# INFORMATION SUPPLIED
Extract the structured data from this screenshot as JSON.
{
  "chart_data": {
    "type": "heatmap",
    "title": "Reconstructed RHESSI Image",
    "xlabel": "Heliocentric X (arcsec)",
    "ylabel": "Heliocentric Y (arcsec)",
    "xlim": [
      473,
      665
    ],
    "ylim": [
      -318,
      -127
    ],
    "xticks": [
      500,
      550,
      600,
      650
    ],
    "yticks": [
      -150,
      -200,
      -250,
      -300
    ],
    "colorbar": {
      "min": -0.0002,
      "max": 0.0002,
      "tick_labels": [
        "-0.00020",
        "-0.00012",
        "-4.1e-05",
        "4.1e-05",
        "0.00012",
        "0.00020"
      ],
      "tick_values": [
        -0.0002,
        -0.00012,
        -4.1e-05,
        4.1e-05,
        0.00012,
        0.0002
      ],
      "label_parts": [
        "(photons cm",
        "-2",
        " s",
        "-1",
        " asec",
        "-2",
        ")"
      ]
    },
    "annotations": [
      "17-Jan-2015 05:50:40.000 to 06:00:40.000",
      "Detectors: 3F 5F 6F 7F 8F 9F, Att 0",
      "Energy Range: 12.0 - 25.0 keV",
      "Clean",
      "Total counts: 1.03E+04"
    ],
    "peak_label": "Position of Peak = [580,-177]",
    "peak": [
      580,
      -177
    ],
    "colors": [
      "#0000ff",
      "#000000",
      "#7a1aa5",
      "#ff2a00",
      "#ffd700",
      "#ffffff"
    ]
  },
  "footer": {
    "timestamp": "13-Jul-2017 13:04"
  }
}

# WORK REQUIRED
Each line that holds the word "Heliocentric" should be extracted from the records.

# FULL RESPONSE
    "xlabel": "Heliocentric X (arcsec)",
    "ylabel": "Heliocentric Y (arcsec)",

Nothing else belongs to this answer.